[Supplied records]
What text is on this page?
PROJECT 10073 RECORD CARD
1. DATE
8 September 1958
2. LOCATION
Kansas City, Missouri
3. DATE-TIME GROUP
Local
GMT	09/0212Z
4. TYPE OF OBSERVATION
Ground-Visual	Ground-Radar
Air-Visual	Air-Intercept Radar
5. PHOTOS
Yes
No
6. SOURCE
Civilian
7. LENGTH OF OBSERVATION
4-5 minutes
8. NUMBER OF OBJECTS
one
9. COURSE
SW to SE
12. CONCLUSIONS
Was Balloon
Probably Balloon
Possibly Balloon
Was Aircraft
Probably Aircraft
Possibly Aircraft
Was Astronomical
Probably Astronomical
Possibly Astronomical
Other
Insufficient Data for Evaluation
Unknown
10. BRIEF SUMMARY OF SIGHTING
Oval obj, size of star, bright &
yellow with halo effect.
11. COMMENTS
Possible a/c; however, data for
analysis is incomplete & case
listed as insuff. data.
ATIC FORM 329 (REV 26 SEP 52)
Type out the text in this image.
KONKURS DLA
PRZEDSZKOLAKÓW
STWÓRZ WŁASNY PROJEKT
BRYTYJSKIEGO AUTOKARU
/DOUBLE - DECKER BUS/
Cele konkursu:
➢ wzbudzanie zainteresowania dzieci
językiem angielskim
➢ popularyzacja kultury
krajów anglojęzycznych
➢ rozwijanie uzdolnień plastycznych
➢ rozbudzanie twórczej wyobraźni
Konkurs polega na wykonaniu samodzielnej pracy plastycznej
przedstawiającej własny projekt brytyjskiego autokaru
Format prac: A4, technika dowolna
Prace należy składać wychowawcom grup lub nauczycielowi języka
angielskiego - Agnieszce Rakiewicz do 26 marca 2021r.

[Exercise details] Quote the whole listing above, leaving nothing out.

[Exercise answer]
What text is on this page?
PROJECT 10073 RECORD CARD
1. DATE
8 September 1958
2. LOCATION
Kansas City, Missouri
3. DATE-TIME GROUP
Local
GMT	09/0212Z
4. TYPE OF OBSERVATION
Ground-Visual	Ground-Radar
Air-Visual	Air-Intercept Radar
5. PHOTOS
Yes
No
6. SOURCE
Civilian
7. LENGTH OF OBSERVATION
4-5 minutes
8. NUMBER OF OBJECTS
one
9. COURSE
SW to SE
12. CONCLUSIONS
Was Balloon
Probably Balloon
Possibly Balloon
Was Aircraft
Probably Aircraft
Possibly Aircraft
Was Astronomical
Probably Astronomical
Possibly Astronomical
Other
Insufficient Data for Evaluation
Unknown
10. BRIEF SUMMARY OF SIGHTING
Oval obj, size of star, bright &
yellow with halo effect.
11. COMMENTS
Possible a/c; however, data for
analysis is incomplete & case
listed as insuff. data.
ATIC FORM 329 (REV 26 SEP 52)
Type out the text in this image.
KONKURS DLA
PRZEDSZKOLAKÓW
STWÓRZ WŁASNY PROJEKT
BRYTYJSKIEGO AUTOKARU
/DOUBLE - DECKER BUS/
Cele konkursu:
➢ wzbudzanie zainteresowania dzieci
językiem angielskim
➢ popularyzacja kultury
krajów anglojęzycznych
➢ rozwijanie uzdolnień plastycznych
➢ rozbudzanie twórczej wyobraźni
Konkurs polega na wykonaniu samodzielnej pracy plastycznej
przedstawiającej własny projekt brytyjskiego autokaru
Format prac: A4, technika dowolna
Prace należy składać wychowawcom grup lub nauczycielowi języka
angielskiego - Agnieszce Rakiewicz do 26 marca 2021r.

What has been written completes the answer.